Stored dataset items

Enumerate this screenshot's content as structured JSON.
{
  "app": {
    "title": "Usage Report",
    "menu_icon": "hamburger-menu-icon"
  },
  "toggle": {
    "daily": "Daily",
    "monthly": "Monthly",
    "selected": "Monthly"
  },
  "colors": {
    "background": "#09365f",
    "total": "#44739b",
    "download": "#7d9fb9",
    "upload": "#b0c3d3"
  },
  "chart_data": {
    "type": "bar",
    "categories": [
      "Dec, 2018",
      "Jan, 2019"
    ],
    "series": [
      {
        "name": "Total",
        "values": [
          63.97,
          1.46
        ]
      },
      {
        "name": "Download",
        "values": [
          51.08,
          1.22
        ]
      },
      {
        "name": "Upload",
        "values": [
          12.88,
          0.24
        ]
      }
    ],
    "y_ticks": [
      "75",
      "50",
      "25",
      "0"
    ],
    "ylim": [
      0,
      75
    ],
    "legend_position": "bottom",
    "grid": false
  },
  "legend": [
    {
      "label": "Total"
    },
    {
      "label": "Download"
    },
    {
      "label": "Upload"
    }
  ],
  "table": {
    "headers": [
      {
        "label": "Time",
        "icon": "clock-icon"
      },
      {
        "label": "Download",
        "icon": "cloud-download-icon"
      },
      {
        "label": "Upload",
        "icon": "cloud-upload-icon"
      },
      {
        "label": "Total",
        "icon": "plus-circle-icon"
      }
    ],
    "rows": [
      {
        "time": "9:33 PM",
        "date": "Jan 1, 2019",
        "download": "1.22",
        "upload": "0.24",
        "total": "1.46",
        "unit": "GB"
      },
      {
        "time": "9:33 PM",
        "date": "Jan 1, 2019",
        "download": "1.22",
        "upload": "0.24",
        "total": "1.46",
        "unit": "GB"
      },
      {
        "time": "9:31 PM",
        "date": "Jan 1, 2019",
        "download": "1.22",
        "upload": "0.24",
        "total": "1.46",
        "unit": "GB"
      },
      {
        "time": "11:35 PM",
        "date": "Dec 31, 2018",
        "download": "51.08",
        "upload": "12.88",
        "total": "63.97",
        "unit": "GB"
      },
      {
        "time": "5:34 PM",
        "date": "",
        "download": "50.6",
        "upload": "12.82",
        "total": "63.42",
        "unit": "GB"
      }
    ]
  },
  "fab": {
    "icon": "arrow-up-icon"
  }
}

= Instructions for the task =
Please repeat all the records above exactly as they appear.

= Solved exercise =
Enumerate this screenshot's content as structured JSON.
{
  "app": {
    "title": "Usage Report",
    "menu_icon": "hamburger-menu-icon"
  },
  "toggle": {
    "daily": "Daily",
    "monthly": "Monthly",
    "selected": "Monthly"
  },
  "colors": {
    "background": "#09365f",
    "total": "#44739b",
    "download": "#7d9fb9",
    "upload": "#b0c3d3"
  },
  "chart_data": {
    "type": "bar",
    "categories": [
      "Dec, 2018",
      "Jan, 2019"
    ],
    "series": [
      {
        "name": "Total",
        "values": [
          63.97,
          1.46
        ]
      },
      {
        "name": "Download",
        "values": [
          51.08,
          1.22
        ]
      },
      {
        "name": "Upload",
        "values": [
          12.88,
          0.24
        ]
      }
    ],
    "y_ticks": [
      "75",
      "50",
      "25",
      "0"
    ],
    "ylim": [
      0,
      75
    ],
    "legend_position": "bottom",
    "grid": false
  },
  "legend": [
    {
      "label": "Total"
    },
    {
      "label": "Download"
    },
    {
      "label": "Upload"
    }
  ],
  "table": {
    "headers": [
      {
        "label": "Time",
        "icon": "clock-icon"
      },
      {
        "label": "Download",
        "icon": "cloud-download-icon"
      },
      {
        "label": "Upload",
        "icon": "cloud-upload-icon"
      },
      {
        "label": "Total",
        "icon": "plus-circle-icon"
      }
    ],
    "rows": [
      {
        "time": "9:33 PM",
        "date": "Jan 1, 2019",
        "download": "1.22",
        "upload": "0.24",
        "total": "1.46",
        "unit": "GB"
      },
      {
        "time": "9:33 PM",
        "date": "Jan 1, 2019",
        "download": "1.22",
        "upload": "0.24",
        "total": "1.46",
        "unit": "GB"
      },
      {
        "time": "9:31 PM",
        "date": "Jan 1, 2019",
        "download": "1.22",
        "upload": "0.24",
        "total": "1.46",
        "unit": "GB"
      },
      {
        "time": "11:35 PM",
        "date": "Dec 31, 2018",
        "download": "51.08",
        "upload": "12.88",
        "total": "63.97",
        "unit": "GB"
      },
      {
        "time": "5:34 PM",
        "date": "",
        "download": "50.6",
        "upload": "12.82",
        "total": "63.42",
        "unit": "GB"
      }
    ]
  },
  "fab": {
    "icon": "arrow-up-icon"
  }
}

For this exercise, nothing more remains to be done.